Exercise aim → Could you rewrite the material below, changing every "panel-a-point" to "panel-a-marker" and leaving everything else as it is?

The data →
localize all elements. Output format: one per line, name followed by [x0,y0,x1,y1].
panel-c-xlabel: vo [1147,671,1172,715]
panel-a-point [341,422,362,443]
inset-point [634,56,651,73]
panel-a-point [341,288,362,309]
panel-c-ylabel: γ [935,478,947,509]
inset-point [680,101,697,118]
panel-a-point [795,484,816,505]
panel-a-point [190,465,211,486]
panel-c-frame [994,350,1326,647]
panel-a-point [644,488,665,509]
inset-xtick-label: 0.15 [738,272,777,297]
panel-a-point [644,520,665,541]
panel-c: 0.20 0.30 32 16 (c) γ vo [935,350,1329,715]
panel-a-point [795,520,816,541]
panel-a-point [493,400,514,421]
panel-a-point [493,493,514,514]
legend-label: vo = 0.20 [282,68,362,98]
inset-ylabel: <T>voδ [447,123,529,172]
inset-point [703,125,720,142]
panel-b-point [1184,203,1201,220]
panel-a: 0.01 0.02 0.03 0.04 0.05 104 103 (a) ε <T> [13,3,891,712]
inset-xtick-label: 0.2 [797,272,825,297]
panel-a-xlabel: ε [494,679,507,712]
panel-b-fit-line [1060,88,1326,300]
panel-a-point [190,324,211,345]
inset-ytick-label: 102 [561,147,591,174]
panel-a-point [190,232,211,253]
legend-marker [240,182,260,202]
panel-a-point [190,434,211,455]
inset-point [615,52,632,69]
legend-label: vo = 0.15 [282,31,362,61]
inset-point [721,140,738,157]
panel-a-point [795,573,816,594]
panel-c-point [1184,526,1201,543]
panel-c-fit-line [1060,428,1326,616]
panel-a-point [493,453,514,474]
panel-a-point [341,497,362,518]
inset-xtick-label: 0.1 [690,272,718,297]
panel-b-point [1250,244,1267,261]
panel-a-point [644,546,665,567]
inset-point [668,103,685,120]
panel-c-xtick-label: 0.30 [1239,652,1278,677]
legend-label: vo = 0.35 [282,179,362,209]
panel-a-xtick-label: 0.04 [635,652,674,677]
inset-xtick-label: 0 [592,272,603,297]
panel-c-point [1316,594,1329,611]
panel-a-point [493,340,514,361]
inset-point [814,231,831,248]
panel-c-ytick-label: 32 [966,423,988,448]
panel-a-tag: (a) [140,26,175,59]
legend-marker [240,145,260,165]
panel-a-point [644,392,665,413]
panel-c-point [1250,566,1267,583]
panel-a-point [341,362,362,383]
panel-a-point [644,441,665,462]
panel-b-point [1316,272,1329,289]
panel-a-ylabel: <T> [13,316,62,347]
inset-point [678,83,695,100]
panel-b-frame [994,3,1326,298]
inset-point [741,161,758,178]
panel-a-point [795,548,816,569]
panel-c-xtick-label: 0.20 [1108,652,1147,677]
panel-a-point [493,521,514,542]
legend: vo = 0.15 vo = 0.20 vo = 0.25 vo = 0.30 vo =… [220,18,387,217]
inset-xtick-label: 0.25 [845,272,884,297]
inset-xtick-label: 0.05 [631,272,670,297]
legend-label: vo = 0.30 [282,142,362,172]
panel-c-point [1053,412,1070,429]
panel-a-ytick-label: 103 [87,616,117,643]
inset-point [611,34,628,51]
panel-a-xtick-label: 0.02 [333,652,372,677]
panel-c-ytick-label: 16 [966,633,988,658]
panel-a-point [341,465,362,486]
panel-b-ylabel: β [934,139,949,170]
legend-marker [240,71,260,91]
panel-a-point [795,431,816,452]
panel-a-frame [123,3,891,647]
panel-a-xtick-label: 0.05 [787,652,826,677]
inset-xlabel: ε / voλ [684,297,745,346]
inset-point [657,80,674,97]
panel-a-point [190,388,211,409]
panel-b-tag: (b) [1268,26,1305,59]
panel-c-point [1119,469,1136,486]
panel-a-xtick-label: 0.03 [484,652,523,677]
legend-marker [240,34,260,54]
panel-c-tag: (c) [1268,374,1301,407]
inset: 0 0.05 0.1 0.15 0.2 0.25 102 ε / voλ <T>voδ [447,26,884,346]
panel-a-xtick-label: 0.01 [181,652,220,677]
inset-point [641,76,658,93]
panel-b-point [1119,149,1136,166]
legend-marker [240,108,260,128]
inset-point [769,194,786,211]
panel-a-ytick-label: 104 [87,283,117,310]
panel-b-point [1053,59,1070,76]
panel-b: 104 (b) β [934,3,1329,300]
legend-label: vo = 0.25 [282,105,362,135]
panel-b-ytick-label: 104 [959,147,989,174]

Full response →
localize all elements. Output format: one per line, name followed by [x0,y0,x1,y1].
panel-c-xlabel: vo [1147,671,1172,715]
panel-a-marker [341,422,362,443]
inset-point [634,56,651,73]
panel-a-marker [341,288,362,309]
panel-c-ylabel: γ [935,478,947,509]
inset-point [680,101,697,118]
panel-a-marker [795,484,816,505]
panel-a-marker [190,465,211,486]
panel-c-frame [994,350,1326,647]
panel-a-marker [644,488,665,509]
inset-xtick-label: 0.15 [738,272,777,297]
panel-a-marker [644,520,665,541]
panel-c: 0.20 0.30 32 16 (c) γ vo [935,350,1329,715]
panel-a-marker [795,520,816,541]
panel-a-marker [493,400,514,421]
panel-a-marker [493,493,514,514]
legend-label: vo = 0.20 [282,68,362,98]
inset-ylabel: <T>voδ [447,123,529,172]
inset-point [703,125,720,142]
panel-b-point [1184,203,1201,220]
panel-a: 0.01 0.02 0.03 0.04 0.05 104 103 (a) ε <T> [13,3,891,712]
inset-xtick-label: 0.2 [797,272,825,297]
panel-a-xlabel: ε [494,679,507,712]
panel-b-fit-line [1060,88,1326,300]
panel-a-marker [190,324,211,345]
inset-ytick-label: 102 [561,147,591,174]
panel-a-marker [190,232,211,253]
legend-marker [240,182,260,202]
panel-a-marker [190,434,211,455]
inset-point [615,52,632,69]
legend-label: vo = 0.15 [282,31,362,61]
inset-point [721,140,738,157]
panel-a-marker [795,573,816,594]
panel-c-point [1184,526,1201,543]
panel-c-fit-line [1060,428,1326,616]
panel-a-marker [493,453,514,474]
panel-a-marker [341,497,362,518]
inset-xtick-label: 0.1 [690,272,718,297]
panel-b-point [1250,244,1267,261]
panel-a-marker [644,546,665,567]
inset-point [668,103,685,120]
panel-c-xtick-label: 0.30 [1239,652,1278,677]
legend-label: vo = 0.35 [282,179,362,209]
panel-a-xtick-label: 0.04 [635,652,674,677]
inset-xtick-label: 0 [592,272,603,297]
panel-c-point [1316,594,1329,611]
panel-a-marker [493,340,514,361]
inset-point [814,231,831,248]
panel-c-ytick-label: 32 [966,423,988,448]
panel-a-tag: (a) [140,26,175,59]
legend-marker [240,145,260,165]
panel-a-marker [644,392,665,413]
panel-c-point [1250,566,1267,583]
panel-a-marker [341,362,362,383]
panel-a-marker [644,441,665,462]
panel-b-point [1316,272,1329,289]
panel-a-ylabel: <T> [13,316,62,347]
inset-point [678,83,695,100]
panel-b-frame [994,3,1326,298]
inset-point [741,161,758,178]
panel-a-marker [795,548,816,569]
panel-c-xtick-label: 0.20 [1108,652,1147,677]
panel-a-marker [493,521,514,542]
legend: vo = 0.15 vo = 0.20 vo = 0.25 vo = 0.30 vo =… [220,18,387,217]
inset-xtick-label: 0.25 [845,272,884,297]
inset-xtick-label: 0.05 [631,272,670,297]
legend-label: vo = 0.30 [282,142,362,172]
panel-c-point [1053,412,1070,429]
panel-a-ytick-label: 103 [87,616,117,643]
inset-point [611,34,628,51]
panel-a-xtick-label: 0.02 [333,652,372,677]
panel-c-ytick-label: 16 [966,633,988,658]
panel-a-marker [341,465,362,486]
panel-b-ylabel: β [934,139,949,170]
legend-marker [240,71,260,91]
panel-a-marker [795,431,816,452]
panel-a-frame [123,3,891,647]
panel-a-xtick-label: 0.05 [787,652,826,677]
inset-xlabel: ε / voλ [684,297,745,346]
inset-point [657,80,674,97]
panel-a-marker [190,388,211,409]
panel-b-tag: (b) [1268,26,1305,59]
panel-c-point [1119,469,1136,486]
panel-a-xtick-label: 0.03 [484,652,523,677]
legend-marker [240,34,260,54]
panel-c-tag: (c) [1268,374,1301,407]
inset: 0 0.05 0.1 0.15 0.2 0.25 102 ε / voλ <T>voδ [447,26,884,346]
panel-a-xtick-label: 0.01 [181,652,220,677]
inset-point [641,76,658,93]
panel-b-point [1119,149,1136,166]
legend-marker [240,108,260,128]
inset-point [769,194,786,211]
panel-a-ytick-label: 104 [87,283,117,310]
panel-b-point [1053,59,1070,76]
panel-b: 104 (b) β [934,3,1329,300]
legend-label: vo = 0.25 [282,105,362,135]
panel-b-ytick-label: 104 [959,147,989,174]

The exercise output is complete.